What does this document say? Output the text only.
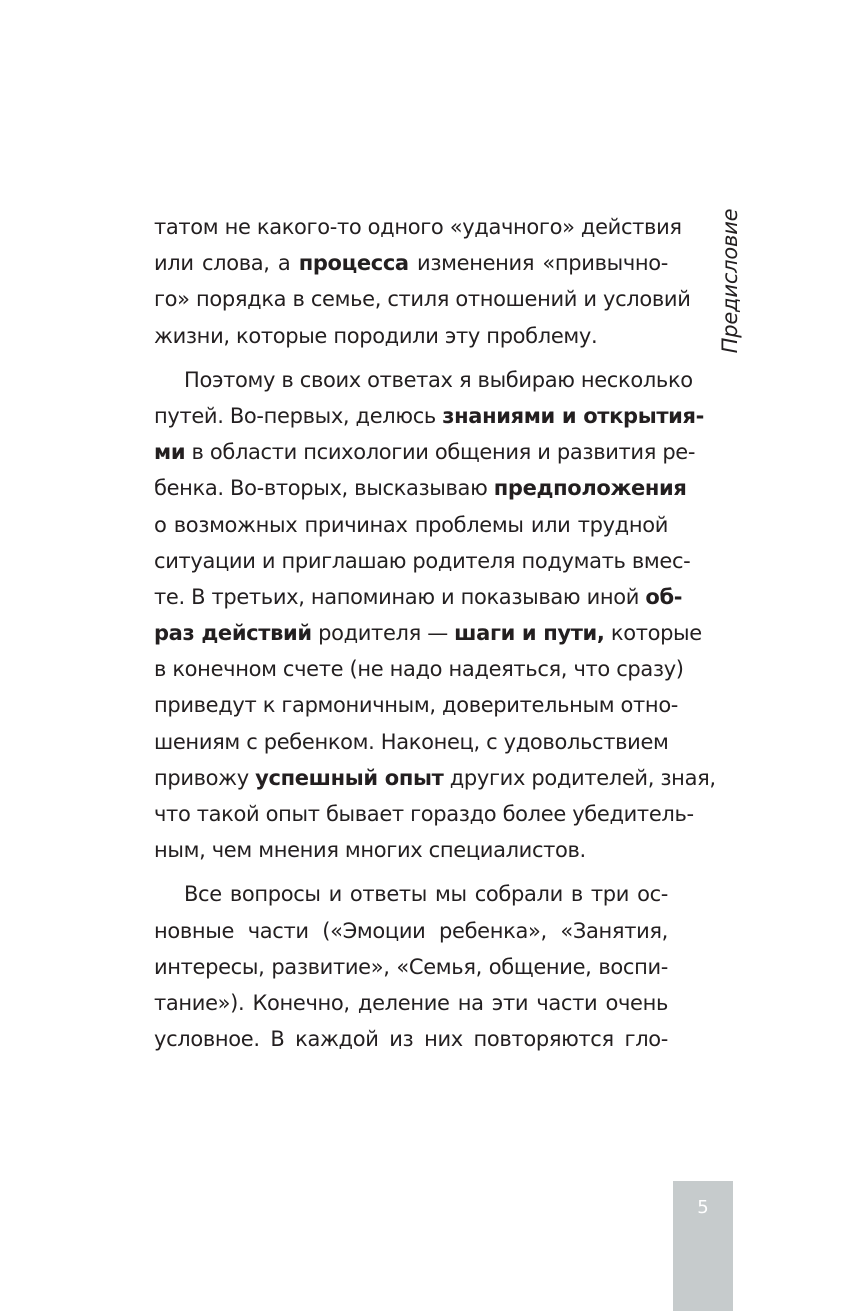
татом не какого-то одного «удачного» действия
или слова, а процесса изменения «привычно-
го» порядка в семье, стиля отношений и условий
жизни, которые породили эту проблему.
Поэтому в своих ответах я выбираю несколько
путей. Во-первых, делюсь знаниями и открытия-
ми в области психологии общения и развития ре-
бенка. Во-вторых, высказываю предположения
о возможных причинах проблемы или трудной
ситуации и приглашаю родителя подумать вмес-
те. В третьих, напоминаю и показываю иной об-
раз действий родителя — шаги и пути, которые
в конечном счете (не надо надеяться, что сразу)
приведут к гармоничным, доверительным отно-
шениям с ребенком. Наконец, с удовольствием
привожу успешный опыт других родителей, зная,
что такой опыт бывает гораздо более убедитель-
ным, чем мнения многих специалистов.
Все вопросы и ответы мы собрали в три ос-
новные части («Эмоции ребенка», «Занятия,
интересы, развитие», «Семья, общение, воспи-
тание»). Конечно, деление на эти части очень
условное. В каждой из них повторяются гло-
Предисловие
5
━━━━
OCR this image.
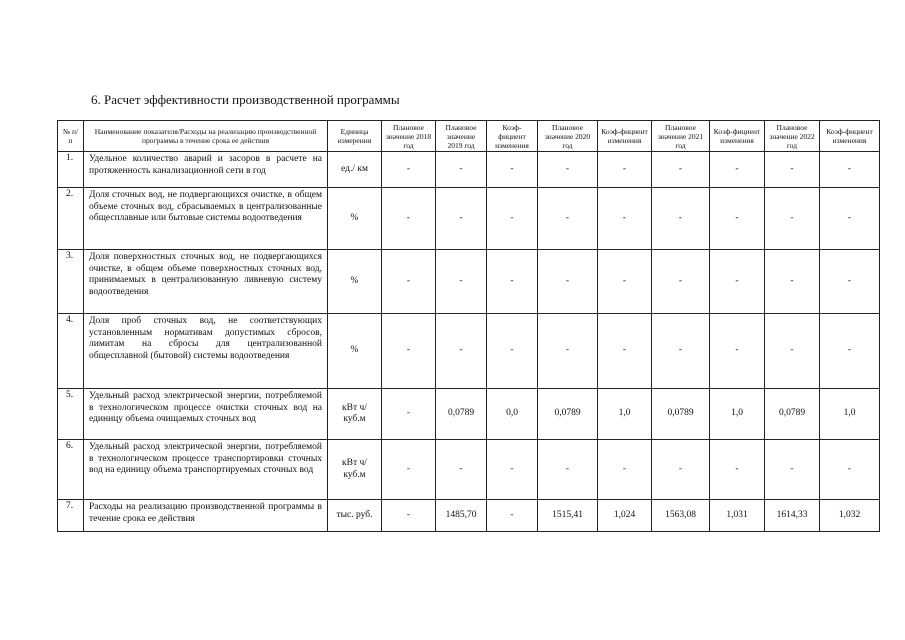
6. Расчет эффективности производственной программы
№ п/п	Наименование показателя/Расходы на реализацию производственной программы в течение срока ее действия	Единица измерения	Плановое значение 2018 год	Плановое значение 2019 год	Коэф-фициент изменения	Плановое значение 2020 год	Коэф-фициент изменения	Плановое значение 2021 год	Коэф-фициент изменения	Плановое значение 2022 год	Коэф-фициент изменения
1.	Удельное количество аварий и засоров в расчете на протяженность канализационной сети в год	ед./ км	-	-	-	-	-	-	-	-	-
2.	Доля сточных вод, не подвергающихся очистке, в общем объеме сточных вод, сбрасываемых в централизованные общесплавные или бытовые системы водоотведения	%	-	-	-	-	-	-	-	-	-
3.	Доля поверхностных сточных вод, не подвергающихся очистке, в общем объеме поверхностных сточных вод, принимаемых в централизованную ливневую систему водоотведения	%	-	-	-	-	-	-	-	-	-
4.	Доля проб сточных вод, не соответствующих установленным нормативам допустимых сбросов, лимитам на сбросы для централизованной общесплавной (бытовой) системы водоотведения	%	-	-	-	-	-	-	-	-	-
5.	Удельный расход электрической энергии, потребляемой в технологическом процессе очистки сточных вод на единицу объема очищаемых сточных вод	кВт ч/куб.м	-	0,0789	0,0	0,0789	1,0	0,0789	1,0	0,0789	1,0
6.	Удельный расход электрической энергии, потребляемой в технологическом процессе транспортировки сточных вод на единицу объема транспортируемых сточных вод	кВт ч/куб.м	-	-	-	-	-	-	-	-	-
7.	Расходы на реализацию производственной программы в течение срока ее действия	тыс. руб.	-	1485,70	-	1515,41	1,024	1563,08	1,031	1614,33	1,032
━━━━
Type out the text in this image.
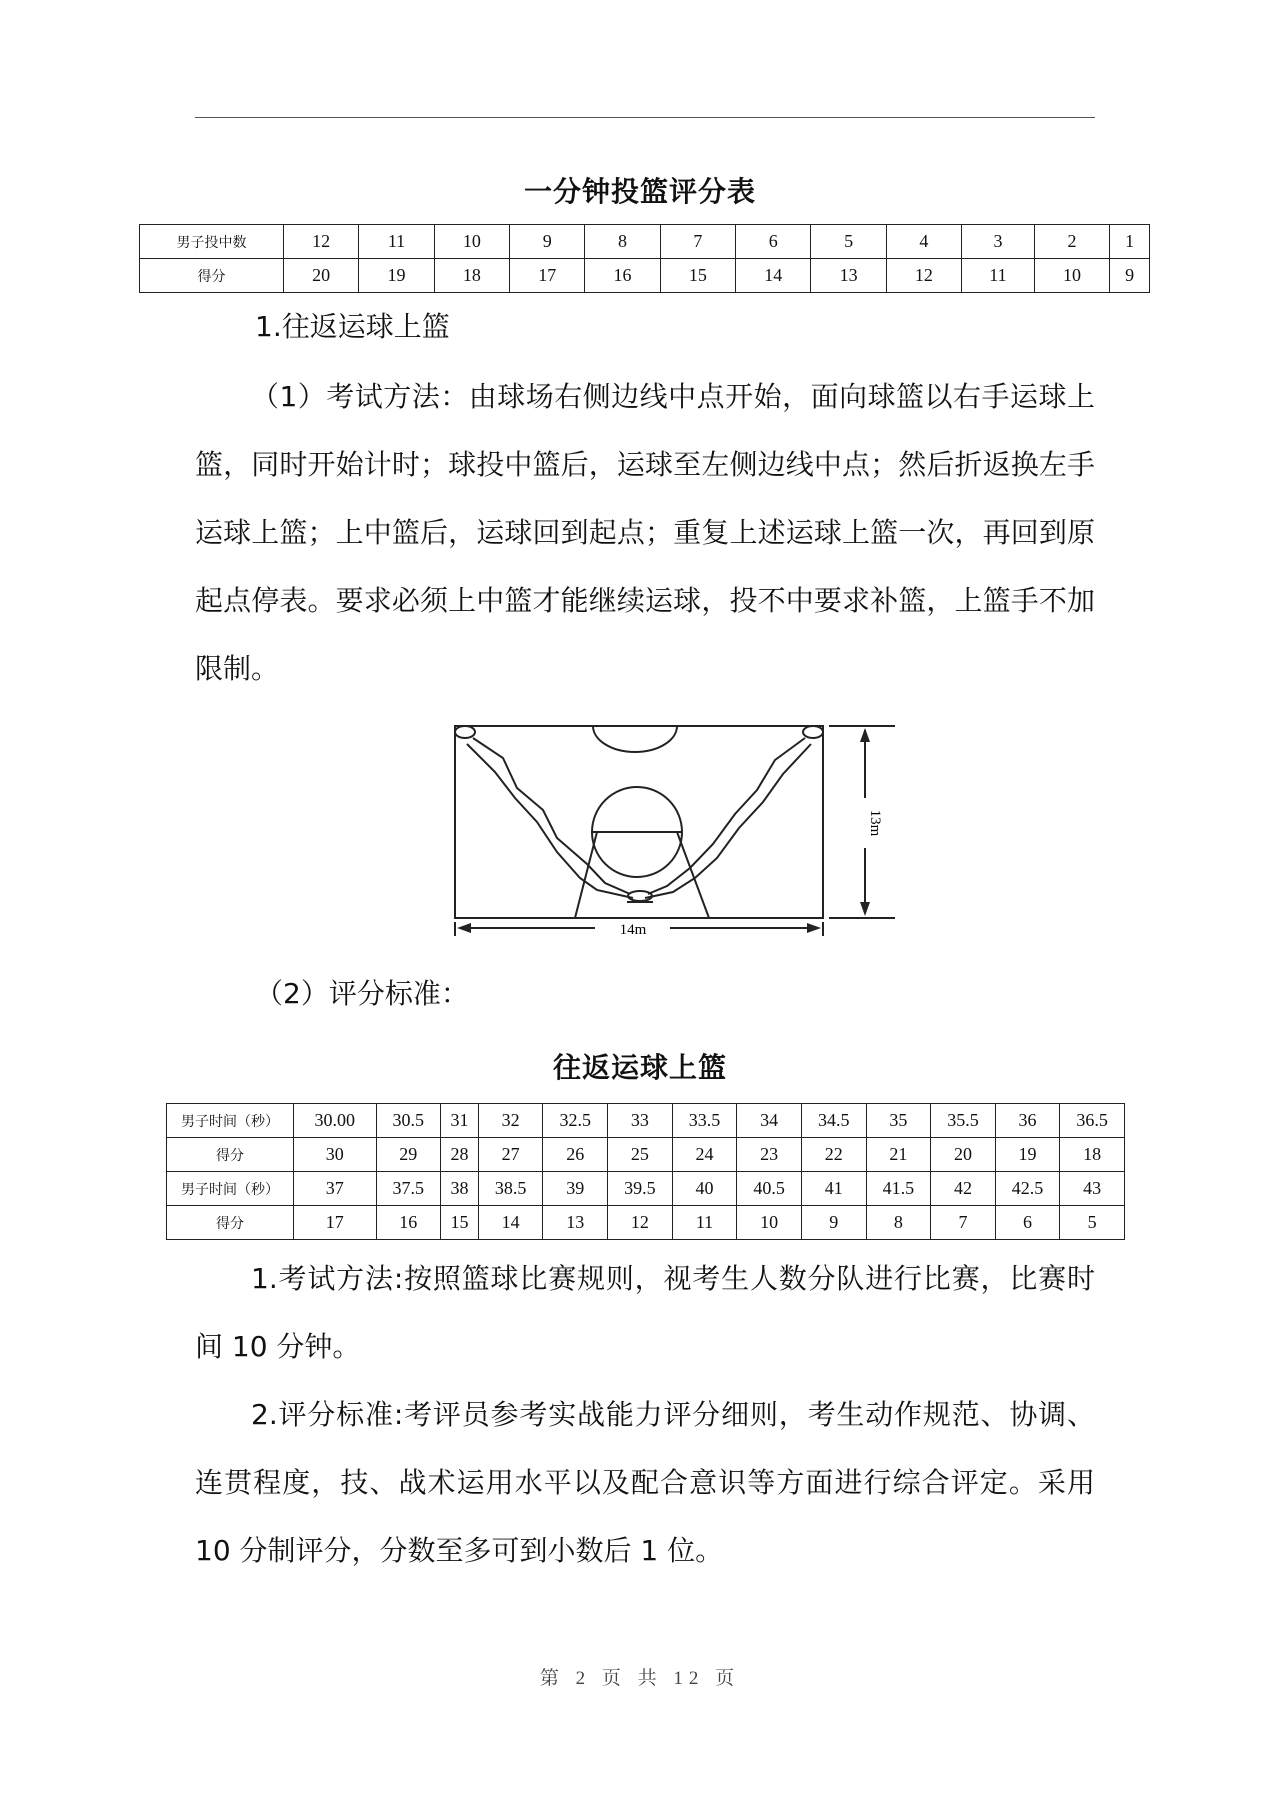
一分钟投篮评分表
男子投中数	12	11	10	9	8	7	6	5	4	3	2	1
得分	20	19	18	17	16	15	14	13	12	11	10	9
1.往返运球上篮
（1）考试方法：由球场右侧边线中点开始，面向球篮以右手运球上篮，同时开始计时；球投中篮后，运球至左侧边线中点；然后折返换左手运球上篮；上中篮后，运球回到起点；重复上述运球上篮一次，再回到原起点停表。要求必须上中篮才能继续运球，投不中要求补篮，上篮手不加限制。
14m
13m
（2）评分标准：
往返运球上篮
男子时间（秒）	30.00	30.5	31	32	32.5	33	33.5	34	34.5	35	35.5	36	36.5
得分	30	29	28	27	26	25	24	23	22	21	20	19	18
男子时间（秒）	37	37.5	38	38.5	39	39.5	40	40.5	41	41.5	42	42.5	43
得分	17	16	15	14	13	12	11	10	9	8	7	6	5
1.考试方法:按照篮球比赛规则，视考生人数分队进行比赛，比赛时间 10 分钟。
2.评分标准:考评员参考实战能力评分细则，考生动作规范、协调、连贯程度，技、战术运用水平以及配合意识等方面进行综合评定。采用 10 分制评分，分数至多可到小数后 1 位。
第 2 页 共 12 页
━━━━
» **Directive**
Scan the entries above. Copy each line that has the string "очистке".

» **The output**
2.	Доля сточных вод, не подвергающихся очистке, в общем объеме сточных вод, сбрасываемых в централизованные общесплавные или бытовые системы водоотведения	%	-	-	-	-	-	-	-	-	-
3.	Доля поверхностных сточных вод, не подвергающихся очистке, в общем объеме поверхностных сточных вод, принимаемых в централизованную ливневую систему водоотведения	%	-	-	-	-	-	-	-	-	-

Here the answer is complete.